_PROBLEM REQUIREMENTS:_ In the listing below, find every line with the string "briller" and pull it out.

_DATA FOR THE TASK:_
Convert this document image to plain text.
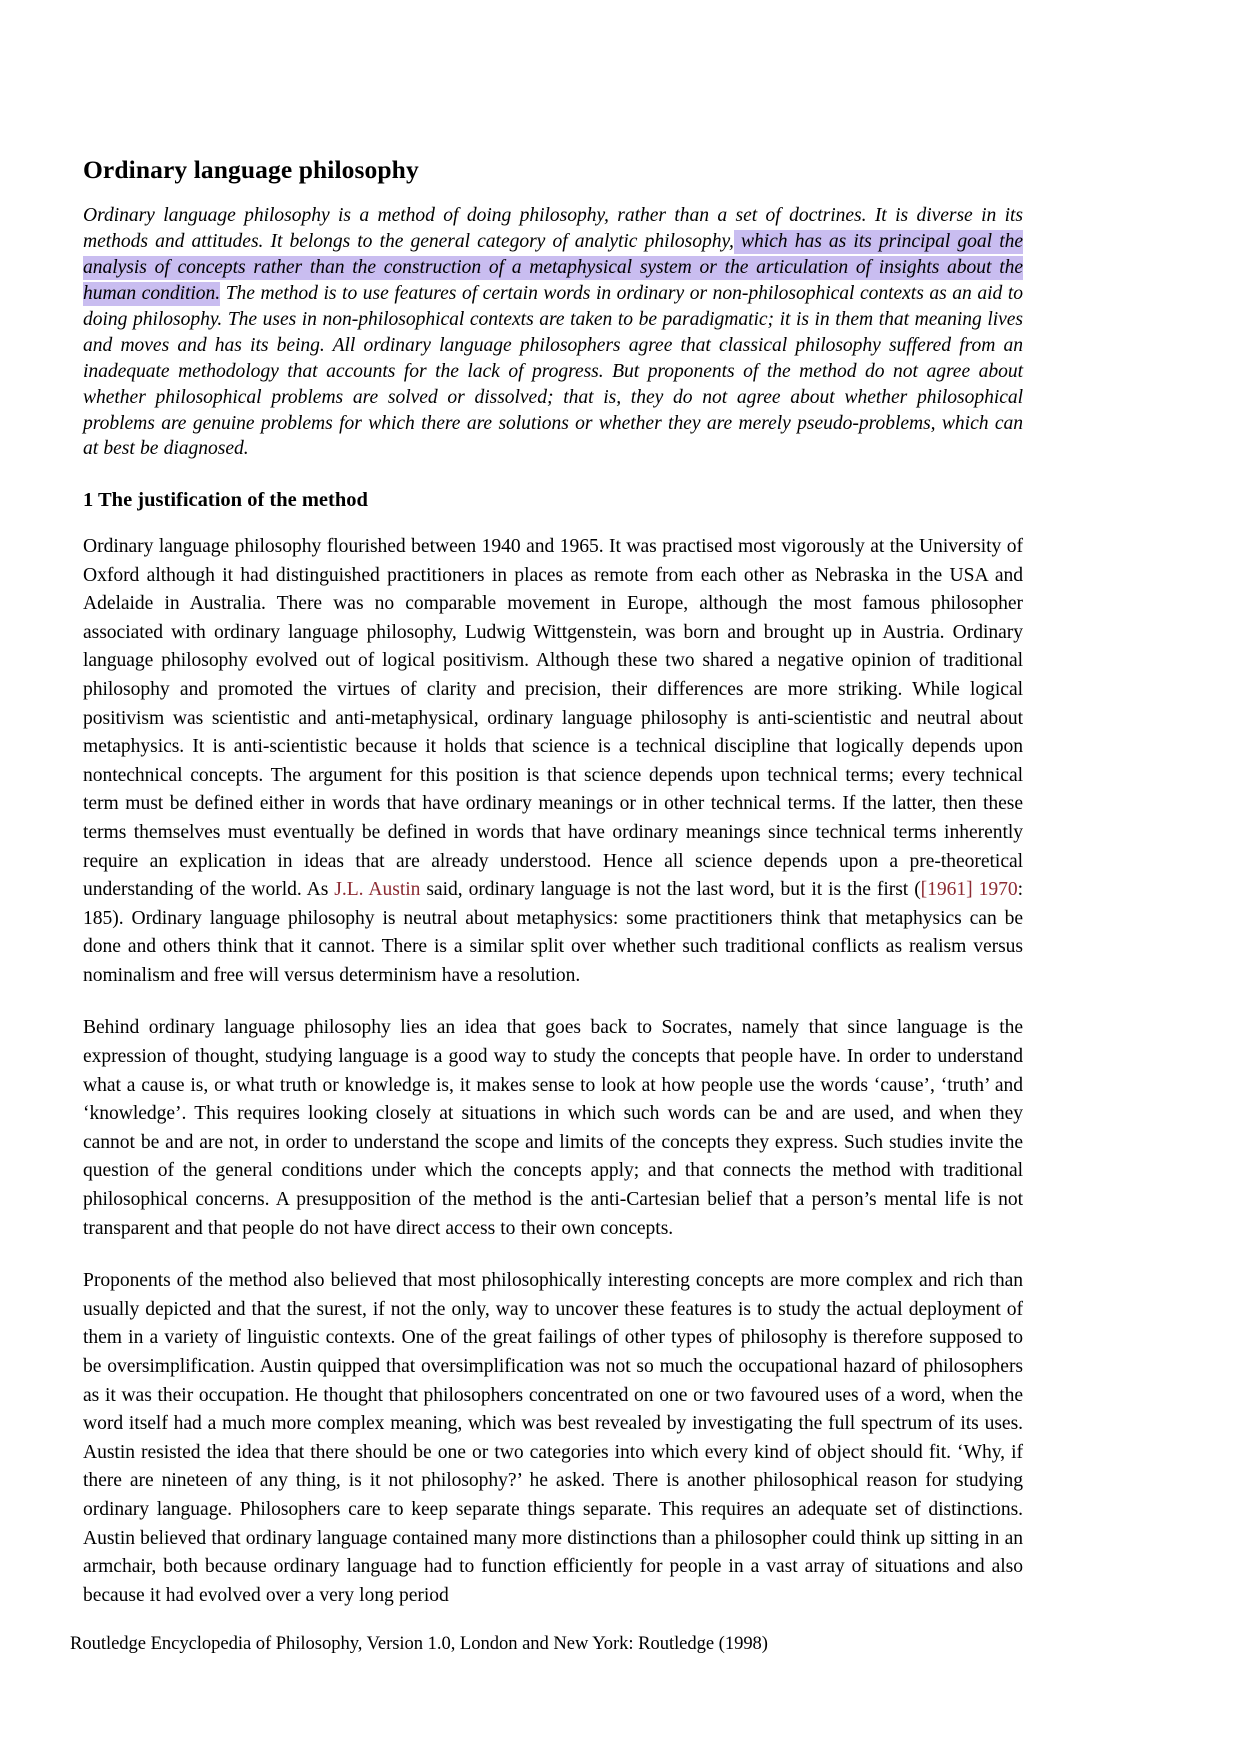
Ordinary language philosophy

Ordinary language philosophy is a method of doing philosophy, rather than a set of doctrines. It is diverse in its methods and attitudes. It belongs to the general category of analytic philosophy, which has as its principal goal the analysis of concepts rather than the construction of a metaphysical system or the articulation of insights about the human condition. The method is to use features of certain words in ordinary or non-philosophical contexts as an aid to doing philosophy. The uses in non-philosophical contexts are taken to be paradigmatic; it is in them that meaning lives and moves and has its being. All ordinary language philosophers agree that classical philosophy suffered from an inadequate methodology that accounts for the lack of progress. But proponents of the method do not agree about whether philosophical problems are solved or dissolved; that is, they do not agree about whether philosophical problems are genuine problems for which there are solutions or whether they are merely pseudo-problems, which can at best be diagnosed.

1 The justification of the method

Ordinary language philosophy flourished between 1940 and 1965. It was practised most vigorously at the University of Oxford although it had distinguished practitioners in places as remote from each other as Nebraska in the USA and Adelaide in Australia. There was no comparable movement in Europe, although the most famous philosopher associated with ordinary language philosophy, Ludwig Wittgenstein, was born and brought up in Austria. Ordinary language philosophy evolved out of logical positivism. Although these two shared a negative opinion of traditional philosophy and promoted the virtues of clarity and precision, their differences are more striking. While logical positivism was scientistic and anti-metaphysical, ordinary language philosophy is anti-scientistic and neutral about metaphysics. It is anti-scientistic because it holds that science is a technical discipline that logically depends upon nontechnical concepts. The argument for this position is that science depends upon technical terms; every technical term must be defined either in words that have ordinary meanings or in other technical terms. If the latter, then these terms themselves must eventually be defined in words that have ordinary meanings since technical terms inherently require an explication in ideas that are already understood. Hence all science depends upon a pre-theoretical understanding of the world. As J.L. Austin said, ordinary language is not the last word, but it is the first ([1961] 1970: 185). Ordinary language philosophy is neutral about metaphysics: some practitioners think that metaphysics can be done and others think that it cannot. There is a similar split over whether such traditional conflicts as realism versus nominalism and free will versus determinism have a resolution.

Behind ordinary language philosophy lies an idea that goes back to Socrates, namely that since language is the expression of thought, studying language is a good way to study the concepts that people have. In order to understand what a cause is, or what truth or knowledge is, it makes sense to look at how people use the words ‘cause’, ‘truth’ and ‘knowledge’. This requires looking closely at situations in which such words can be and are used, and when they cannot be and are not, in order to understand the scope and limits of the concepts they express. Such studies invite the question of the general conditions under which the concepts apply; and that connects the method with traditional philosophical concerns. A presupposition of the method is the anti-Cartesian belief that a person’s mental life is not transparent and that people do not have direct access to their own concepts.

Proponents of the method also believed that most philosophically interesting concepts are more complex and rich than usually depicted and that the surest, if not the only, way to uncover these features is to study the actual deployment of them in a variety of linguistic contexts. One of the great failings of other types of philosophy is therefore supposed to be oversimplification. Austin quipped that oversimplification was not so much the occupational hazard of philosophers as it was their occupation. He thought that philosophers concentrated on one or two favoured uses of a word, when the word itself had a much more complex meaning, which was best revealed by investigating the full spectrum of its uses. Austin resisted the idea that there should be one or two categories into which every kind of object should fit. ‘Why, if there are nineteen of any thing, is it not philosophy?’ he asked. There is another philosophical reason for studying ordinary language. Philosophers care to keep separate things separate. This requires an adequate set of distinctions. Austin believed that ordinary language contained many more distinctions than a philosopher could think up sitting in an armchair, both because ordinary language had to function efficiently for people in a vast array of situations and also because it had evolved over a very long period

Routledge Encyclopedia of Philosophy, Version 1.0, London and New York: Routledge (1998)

==

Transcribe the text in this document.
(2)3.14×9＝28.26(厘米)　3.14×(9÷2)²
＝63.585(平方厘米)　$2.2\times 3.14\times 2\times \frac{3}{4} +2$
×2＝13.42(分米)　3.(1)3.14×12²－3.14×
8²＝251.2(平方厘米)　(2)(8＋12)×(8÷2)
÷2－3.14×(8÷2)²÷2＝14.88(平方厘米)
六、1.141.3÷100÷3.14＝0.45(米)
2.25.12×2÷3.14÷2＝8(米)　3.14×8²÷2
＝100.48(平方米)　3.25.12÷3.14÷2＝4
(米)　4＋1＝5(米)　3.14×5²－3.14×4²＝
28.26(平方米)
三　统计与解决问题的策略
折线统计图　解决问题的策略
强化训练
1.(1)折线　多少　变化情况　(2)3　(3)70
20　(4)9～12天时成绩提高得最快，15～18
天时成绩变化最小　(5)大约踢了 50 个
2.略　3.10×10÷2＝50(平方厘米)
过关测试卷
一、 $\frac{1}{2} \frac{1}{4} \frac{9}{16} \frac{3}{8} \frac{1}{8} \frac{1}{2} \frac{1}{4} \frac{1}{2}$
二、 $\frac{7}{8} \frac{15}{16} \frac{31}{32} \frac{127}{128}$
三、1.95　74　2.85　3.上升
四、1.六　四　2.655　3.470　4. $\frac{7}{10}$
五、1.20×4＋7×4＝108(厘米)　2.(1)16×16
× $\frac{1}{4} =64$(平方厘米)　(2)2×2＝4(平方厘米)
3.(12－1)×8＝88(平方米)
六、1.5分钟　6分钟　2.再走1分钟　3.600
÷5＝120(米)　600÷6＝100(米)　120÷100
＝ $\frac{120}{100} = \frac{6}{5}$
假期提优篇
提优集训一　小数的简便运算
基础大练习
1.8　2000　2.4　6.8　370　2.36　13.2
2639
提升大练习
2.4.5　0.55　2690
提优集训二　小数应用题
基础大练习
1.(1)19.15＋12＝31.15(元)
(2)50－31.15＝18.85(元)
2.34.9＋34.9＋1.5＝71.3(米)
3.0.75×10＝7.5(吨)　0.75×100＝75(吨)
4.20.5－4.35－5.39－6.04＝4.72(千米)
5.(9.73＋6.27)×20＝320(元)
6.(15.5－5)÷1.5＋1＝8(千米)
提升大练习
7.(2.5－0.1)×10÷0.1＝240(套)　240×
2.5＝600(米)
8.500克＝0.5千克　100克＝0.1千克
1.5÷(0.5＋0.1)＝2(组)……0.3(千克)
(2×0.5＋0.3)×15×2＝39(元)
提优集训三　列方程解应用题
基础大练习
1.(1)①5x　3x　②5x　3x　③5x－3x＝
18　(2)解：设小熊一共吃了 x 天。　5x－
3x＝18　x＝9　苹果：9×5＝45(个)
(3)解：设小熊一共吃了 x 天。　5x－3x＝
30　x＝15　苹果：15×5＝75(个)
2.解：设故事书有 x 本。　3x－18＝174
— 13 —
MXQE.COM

...

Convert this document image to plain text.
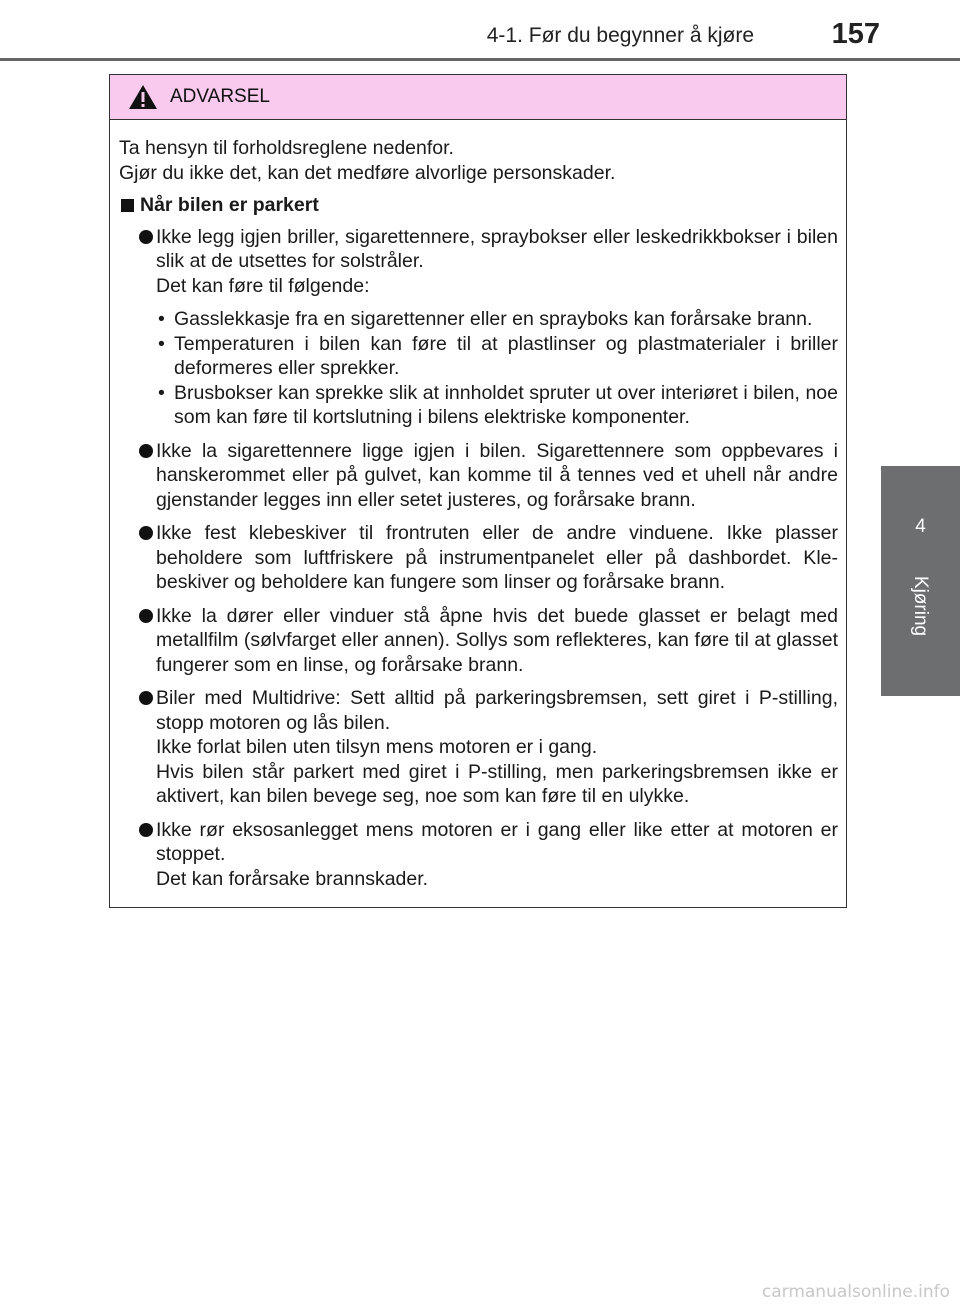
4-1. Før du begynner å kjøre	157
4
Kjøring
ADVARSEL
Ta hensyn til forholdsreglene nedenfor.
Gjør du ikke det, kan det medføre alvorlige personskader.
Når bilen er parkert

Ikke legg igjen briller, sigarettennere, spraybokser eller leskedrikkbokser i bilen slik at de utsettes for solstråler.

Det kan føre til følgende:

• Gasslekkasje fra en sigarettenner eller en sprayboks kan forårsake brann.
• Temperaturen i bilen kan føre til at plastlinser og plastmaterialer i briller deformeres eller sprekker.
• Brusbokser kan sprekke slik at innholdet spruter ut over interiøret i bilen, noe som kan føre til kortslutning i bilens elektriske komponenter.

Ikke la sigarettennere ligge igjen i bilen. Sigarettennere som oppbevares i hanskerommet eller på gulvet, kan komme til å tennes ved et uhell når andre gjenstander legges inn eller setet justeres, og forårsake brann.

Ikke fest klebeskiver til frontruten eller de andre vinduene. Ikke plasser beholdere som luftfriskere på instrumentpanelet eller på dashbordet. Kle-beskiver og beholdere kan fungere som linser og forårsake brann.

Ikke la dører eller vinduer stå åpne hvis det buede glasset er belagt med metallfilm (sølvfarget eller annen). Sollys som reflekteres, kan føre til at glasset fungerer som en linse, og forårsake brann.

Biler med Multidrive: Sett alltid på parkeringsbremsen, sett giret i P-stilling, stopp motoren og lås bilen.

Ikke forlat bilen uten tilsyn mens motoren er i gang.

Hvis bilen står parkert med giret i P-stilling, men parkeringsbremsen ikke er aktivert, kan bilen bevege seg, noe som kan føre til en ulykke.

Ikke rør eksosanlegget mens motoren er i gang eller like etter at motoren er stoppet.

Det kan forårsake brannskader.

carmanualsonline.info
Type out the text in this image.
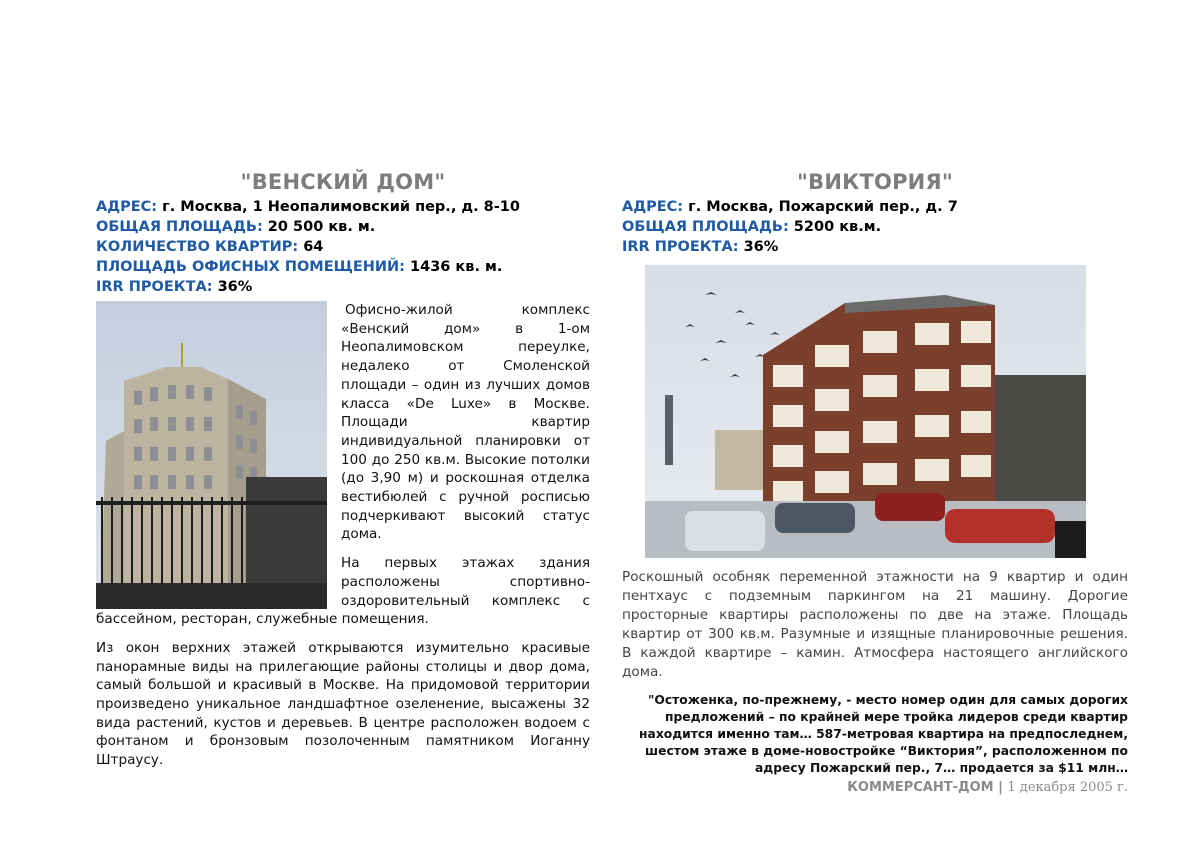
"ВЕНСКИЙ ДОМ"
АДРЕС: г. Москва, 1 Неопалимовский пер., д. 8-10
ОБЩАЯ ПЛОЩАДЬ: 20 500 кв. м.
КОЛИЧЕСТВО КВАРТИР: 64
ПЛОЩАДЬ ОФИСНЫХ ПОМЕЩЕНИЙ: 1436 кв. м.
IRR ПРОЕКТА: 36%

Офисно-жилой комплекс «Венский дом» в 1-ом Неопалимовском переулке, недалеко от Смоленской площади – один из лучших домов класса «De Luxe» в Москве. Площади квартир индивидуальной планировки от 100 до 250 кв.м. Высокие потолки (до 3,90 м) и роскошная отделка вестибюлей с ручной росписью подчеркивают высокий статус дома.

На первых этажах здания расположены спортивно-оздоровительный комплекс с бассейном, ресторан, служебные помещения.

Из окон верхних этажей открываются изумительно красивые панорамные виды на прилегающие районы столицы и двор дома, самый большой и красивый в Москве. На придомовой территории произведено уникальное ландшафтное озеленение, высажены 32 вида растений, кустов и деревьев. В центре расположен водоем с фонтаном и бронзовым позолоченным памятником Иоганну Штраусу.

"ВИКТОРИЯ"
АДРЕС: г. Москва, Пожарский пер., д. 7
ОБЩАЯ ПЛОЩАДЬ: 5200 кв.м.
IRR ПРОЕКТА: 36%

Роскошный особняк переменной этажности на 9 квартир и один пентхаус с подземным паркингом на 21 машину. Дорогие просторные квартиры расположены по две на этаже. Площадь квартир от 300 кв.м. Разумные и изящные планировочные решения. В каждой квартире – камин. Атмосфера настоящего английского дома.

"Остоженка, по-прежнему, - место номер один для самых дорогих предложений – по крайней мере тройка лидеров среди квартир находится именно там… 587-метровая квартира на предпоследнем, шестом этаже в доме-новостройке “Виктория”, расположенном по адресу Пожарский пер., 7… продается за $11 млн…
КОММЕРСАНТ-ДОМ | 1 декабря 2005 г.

_FINAL RESULT:_
Ikke legg igjen briller, sigarettennere, spraybokser eller leskedrikkbokser i bilen slik at de utsettes for solstråler.
• Temperaturen i bilen kan føre til at plastlinser og plastmaterialer i briller deformeres eller sprekker.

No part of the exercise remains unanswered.